BEGIN Material for this exercise

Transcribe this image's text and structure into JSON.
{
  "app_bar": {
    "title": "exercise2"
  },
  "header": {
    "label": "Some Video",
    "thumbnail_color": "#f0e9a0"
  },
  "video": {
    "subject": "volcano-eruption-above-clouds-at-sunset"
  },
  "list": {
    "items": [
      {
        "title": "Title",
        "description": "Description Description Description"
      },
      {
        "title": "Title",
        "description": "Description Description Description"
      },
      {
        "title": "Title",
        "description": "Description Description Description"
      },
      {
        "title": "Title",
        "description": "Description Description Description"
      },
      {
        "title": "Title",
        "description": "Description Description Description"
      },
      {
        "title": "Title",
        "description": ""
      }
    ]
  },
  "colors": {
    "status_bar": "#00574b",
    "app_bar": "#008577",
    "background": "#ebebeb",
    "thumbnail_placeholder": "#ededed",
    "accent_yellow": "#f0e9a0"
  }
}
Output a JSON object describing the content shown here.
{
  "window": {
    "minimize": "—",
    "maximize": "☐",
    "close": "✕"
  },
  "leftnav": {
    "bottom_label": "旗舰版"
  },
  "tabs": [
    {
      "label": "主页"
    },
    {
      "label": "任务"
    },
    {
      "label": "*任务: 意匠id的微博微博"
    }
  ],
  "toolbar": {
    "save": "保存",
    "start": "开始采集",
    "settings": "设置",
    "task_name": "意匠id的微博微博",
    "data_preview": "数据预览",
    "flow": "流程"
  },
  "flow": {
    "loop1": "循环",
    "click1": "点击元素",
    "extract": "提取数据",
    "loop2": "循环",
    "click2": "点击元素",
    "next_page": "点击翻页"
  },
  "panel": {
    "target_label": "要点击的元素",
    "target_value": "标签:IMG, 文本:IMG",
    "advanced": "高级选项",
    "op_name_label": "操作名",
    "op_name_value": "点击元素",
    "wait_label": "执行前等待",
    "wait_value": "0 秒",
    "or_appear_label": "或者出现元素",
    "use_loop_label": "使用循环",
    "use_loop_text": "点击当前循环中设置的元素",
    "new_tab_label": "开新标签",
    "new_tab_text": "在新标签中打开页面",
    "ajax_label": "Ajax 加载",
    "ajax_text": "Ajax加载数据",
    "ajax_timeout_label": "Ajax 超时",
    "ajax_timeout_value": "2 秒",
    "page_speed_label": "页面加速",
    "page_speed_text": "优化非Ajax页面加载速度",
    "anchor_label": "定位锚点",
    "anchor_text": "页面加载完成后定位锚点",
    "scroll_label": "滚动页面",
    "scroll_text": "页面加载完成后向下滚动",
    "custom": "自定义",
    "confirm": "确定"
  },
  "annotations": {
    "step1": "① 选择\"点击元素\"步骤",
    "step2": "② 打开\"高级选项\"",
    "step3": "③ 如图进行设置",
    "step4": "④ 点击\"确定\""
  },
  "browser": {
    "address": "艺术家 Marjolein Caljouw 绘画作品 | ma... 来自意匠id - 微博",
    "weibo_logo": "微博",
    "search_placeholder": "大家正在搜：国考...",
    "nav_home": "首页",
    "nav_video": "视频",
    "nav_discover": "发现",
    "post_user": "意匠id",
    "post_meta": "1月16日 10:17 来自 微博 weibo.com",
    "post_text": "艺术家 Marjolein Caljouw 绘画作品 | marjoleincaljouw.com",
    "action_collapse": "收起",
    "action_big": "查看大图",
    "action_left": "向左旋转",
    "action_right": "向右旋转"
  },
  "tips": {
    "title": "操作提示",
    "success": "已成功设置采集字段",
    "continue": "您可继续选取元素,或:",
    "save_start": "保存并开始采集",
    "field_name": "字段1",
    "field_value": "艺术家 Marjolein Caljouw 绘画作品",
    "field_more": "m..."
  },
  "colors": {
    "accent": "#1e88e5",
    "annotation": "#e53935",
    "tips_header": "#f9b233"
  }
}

END Material for this exercise

#### [Exercise task]
Report how many lines of the records above contain the word "Caljouw", giving only the number.

#### [The answer]
3